▶ _WHAT TO WORK ON_
Output every entry exactly as written, skipping any pictures.
── RECORDS FOR PROCESSING ──
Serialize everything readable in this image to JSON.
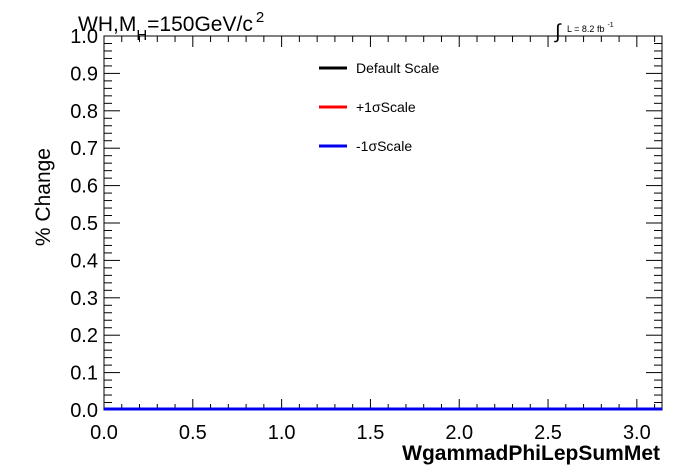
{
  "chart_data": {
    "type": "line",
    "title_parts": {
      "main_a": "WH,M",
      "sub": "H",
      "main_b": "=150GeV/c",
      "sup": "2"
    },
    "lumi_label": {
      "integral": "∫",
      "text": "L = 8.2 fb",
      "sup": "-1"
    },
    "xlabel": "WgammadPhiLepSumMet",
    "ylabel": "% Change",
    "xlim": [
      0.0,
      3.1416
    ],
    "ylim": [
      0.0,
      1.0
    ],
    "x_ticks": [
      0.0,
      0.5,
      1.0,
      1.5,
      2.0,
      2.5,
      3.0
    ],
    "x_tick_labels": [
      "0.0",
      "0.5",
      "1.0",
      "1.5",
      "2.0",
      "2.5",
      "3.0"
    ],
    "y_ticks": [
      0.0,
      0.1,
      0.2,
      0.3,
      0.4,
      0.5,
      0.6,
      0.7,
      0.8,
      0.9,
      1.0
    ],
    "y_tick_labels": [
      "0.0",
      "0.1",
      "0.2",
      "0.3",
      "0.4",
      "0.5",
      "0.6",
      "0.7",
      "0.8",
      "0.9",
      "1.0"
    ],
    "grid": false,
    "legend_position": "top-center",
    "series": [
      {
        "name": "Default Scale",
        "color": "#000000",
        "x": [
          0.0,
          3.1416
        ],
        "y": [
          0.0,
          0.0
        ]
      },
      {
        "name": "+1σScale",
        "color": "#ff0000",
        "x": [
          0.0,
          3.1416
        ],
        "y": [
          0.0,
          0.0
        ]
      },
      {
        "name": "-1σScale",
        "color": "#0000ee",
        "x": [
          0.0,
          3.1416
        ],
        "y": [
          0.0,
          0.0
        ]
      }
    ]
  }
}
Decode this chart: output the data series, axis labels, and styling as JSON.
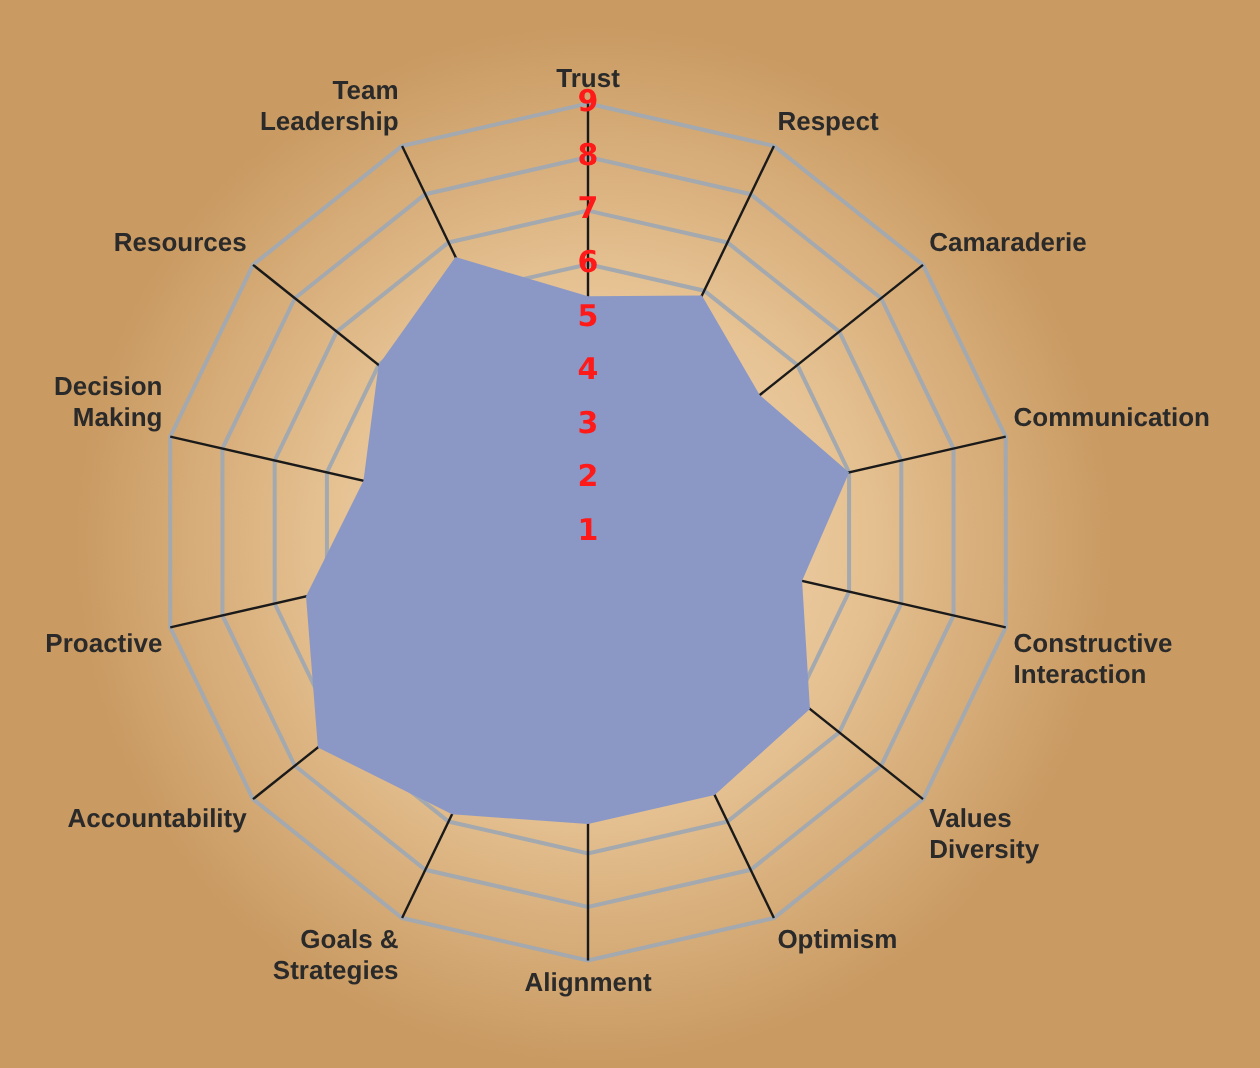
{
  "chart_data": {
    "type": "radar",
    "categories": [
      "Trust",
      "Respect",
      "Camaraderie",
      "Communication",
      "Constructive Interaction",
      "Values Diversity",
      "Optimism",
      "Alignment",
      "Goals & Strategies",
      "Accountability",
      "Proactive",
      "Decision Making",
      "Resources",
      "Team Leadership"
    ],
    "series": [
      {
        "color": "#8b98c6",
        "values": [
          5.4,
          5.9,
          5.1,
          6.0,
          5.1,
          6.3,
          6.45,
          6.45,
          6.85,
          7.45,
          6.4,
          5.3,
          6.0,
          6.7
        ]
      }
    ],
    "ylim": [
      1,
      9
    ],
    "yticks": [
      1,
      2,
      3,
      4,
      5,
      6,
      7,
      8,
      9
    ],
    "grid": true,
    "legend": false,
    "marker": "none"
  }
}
───
▶ _SOLUTION TO THE PROBLEM_
Serialize everything readable in this image to JSON.
{
  "chart_data": {
    "type": "line",
    "title_parts": {
      "main_a": "WH,M",
      "sub": "H",
      "main_b": "=150GeV/c",
      "sup": "2"
    },
    "lumi_label": {
      "integral": "∫",
      "text": "L = 8.2 fb",
      "sup": "-1"
    },
    "xlabel": "WgammadPhiLepSumMet",
    "ylabel": "% Change",
    "xlim": [
      0.0,
      3.1416
    ],
    "ylim": [
      0.0,
      1.0
    ],
    "x_ticks": [
      0.0,
      0.5,
      1.0,
      1.5,
      2.0,
      2.5,
      3.0
    ],
    "x_tick_labels": [
      "0.0",
      "0.5",
      "1.0",
      "1.5",
      "2.0",
      "2.5",
      "3.0"
    ],
    "y_ticks": [
      0.0,
      0.1,
      0.2,
      0.3,
      0.4,
      0.5,
      0.6,
      0.7,
      0.8,
      0.9,
      1.0
    ],
    "y_tick_labels": [
      "0.0",
      "0.1",
      "0.2",
      "0.3",
      "0.4",
      "0.5",
      "0.6",
      "0.7",
      "0.8",
      "0.9",
      "1.0"
    ],
    "grid": false,
    "legend_position": "top-center",
    "series": [
      {
        "name": "Default Scale",
        "color": "#000000",
        "x": [
          0.0,
          3.1416
        ],
        "y": [
          0.0,
          0.0
        ]
      },
      {
        "name": "+1σScale",
        "color": "#ff0000",
        "x": [
          0.0,
          3.1416
        ],
        "y": [
          0.0,
          0.0
        ]
      },
      {
        "name": "-1σScale",
        "color": "#0000ee",
        "x": [
          0.0,
          3.1416
        ],
        "y": [
          0.0,
          0.0
        ]
      }
    ]
  }
}
Decode this chart: output the data series, axis labels, and styling as JSON.
{
  "chart_data": {
    "type": "radar",
    "categories": [
      "Trust",
      "Respect",
      "Camaraderie",
      "Communication",
      "Constructive Interaction",
      "Values Diversity",
      "Optimism",
      "Alignment",
      "Goals & Strategies",
      "Accountability",
      "Proactive",
      "Decision Making",
      "Resources",
      "Team Leadership"
    ],
    "series": [
      {
        "color": "#8b98c6",
        "values": [
          5.4,
          5.9,
          5.1,
          6.0,
          5.1,
          6.3,
          6.45,
          6.45,
          6.85,
          7.45,
          6.4,
          5.3,
          6.0,
          6.7
        ]
      }
    ],
    "ylim": [
      1,
      9
    ],
    "yticks": [
      1,
      2,
      3,
      4,
      5,
      6,
      7,
      8,
      9
    ],
    "grid": true,
    "legend": false,
    "marker": "none"
  }
}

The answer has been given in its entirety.